Collection entries
● ● ● ●
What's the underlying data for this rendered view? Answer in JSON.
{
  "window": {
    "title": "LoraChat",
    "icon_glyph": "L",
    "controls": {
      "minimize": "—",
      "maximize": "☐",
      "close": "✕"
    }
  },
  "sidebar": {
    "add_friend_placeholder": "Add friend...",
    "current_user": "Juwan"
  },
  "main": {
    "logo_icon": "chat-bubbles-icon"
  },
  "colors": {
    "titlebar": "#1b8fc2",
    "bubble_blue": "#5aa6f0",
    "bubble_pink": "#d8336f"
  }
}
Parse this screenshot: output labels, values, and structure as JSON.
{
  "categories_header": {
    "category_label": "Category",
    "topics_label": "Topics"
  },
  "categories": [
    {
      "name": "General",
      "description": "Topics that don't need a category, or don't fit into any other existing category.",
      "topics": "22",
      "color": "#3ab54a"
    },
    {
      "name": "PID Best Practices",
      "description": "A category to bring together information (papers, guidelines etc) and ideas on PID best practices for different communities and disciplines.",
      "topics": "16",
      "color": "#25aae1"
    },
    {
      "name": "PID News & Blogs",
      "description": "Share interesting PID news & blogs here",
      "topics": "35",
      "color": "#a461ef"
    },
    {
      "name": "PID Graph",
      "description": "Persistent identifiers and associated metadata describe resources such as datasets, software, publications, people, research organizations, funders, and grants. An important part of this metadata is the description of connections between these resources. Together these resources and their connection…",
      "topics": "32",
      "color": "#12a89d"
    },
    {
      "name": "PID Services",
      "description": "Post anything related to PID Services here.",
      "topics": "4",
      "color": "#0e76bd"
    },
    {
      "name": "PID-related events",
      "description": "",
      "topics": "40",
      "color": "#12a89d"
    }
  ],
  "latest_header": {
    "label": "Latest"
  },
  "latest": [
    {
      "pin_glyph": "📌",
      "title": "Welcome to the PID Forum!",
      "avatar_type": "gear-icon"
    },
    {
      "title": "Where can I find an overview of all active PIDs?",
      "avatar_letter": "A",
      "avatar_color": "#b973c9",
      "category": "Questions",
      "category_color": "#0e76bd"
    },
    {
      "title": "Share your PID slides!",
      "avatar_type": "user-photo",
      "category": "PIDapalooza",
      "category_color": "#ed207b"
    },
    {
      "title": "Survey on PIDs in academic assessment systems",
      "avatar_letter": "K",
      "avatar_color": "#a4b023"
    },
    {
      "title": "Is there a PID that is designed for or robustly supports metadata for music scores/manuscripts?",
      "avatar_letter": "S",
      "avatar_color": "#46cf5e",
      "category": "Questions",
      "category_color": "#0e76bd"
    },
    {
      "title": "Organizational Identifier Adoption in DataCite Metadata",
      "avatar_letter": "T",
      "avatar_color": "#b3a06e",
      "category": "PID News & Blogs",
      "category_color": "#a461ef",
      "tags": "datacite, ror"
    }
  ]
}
● ● ● ●
_PROMPT_
In the records above, collect each line with "name".

_SOLUTION TO THIS EXERCISE_
      "name": "General",
      "name": "PID Best Practices",
      "name": "PID News & Blogs",
      "name": "PID Graph",
      "name": "PID Services",
      "name": "PID-related events",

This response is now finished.